§ **AIM OF THE EXERCISE**
Wherever the word "files" turns up in a line of the entries, copy that line.

§ **EXERCISE INPUT**
● ● ● ● ● ● ●

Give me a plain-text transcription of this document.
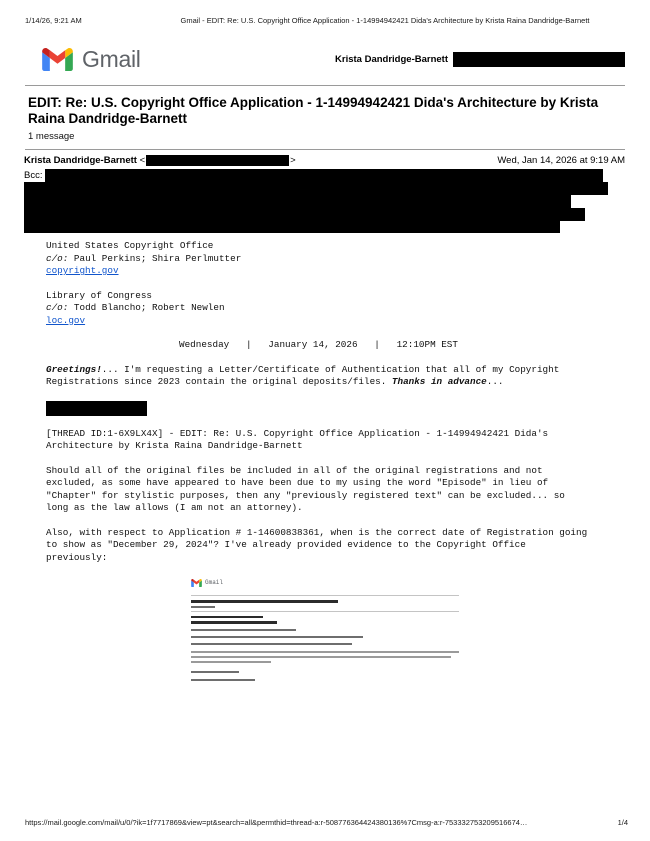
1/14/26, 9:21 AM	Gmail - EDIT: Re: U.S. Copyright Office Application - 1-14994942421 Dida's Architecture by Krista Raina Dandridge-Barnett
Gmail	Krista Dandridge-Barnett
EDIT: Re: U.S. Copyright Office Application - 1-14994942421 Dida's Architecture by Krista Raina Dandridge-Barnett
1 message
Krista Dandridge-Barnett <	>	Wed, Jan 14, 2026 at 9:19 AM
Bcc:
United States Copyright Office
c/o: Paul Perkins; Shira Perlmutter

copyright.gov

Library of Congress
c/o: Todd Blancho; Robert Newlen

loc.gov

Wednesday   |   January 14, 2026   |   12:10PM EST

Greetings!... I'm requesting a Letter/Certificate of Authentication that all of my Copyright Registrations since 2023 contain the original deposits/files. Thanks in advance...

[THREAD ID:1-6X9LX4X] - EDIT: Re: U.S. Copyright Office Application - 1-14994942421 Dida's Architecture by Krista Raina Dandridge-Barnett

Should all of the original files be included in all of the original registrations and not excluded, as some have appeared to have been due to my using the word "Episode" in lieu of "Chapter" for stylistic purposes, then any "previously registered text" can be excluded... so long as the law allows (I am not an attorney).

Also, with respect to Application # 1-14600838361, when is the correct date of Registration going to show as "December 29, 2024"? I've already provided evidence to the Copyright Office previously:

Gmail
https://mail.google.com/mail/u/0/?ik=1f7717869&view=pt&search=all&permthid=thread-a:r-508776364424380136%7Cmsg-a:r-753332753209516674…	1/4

● ● ● ● ● ● ●

§ **FINISHED TASK**
Greetings!... I'm requesting a Letter/Certificate of Authentication that all of my Copyright Registrations since 2023 contain the original deposits/files. Thanks in advance...
Should all of the original files be included in all of the original registrations and not excluded, as some have appeared to have been due to my using the word "Episode" in lieu of "Chapter" for stylistic purposes, then any "previously registered text" can be excluded... so long as the law allows (I am not an attorney).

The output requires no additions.